--- PROVIDED MATERIAL ---
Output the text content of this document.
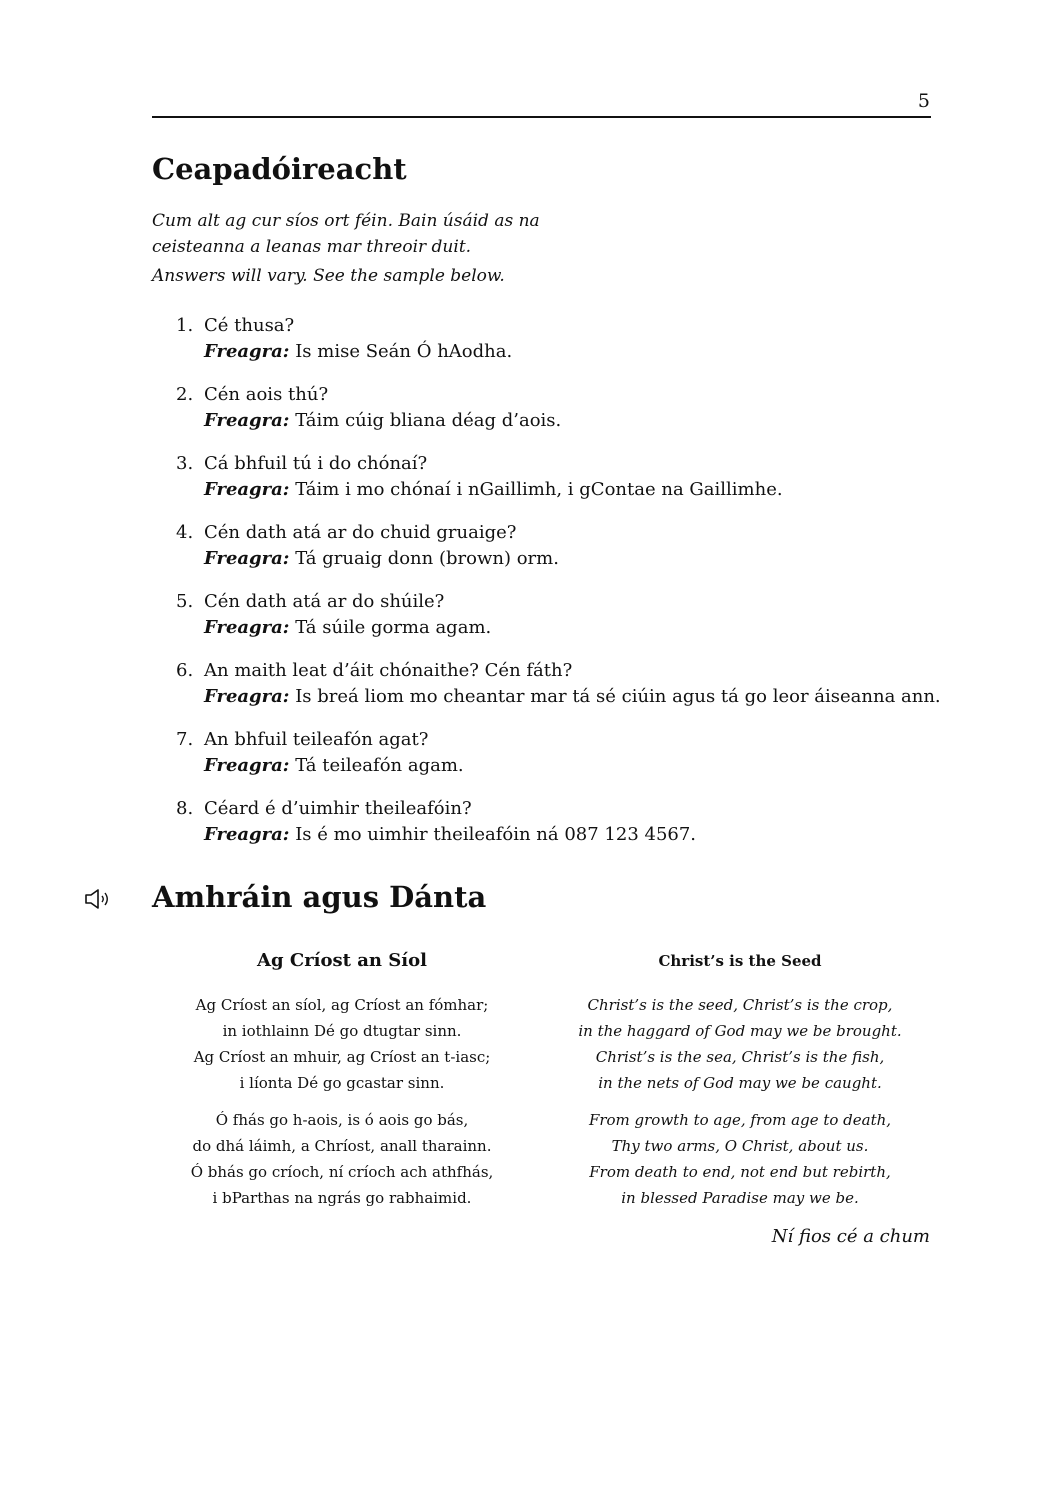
5
Ceapadóireacht
Cum alt ag cur síos ort féin. Bain úsáid as na ceisteanna a leanas mar threoir duit.
Answers will vary. See the sample below.
1. Cé thusa?
Freagra: Is mise Seán Ó hAodha.
2. Cén aois thú?
Freagra: Táim cúig bliana déag d’aois.
3. Cá bhfuil tú i do chónaí?
Freagra: Táim i mo chónaí i nGaillimh, i gContae na Gaillimhe.
4. Cén dath atá ar do chuid gruaige?
Freagra: Tá gruaig donn (brown) orm.
5. Cén dath atá ar do shúile?
Freagra: Tá súile gorma agam.
6. An maith leat d’áit chónaithe? Cén fáth?
Freagra: Is breá liom mo cheantar mar tá sé ciúin agus tá go leor áiseanna ann.
7. An bhfuil teileafón agat?
Freagra: Tá teileafón agam.
8. Céard é d’uimhir theileafóin?
Freagra: Is é mo uimhir theileafóin ná 087 123 4567.
Amhráin agus Dánta
Ag Críost an Síol
Ag Críost an síol, ag Críost an fómhar;
in iothlainn Dé go dtugtar sinn.
Ag Críost an mhuir, ag Críost an t-iasc;
i líonta Dé go gcastar sinn.
Ó fhás go h-aois, is ó aois go bás,
do dhá láimh, a Chríost, anall tharainn.
Ó bhás go críoch, ní críoch ach athfhás,
i bParthas na ngrás go rabhaimid.
Christ’s is the Seed
Christ’s is the seed, Christ’s is the crop,
in the haggard of God may we be brought.
Christ’s is the sea, Christ’s is the fish,
in the nets of God may we be caught.
From growth to age, from age to death,
Thy two arms, O Christ, about us.
From death to end, not end but rebirth,
in blessed Paradise may we be.
Ní fios cé a chum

--- TASK STATEMENT ---
Pick out the lines above containing the word "From", then copy them.

--- CORRECT OUTPUT ---
From growth to age, from age to death,
From death to end, not end but rebirth,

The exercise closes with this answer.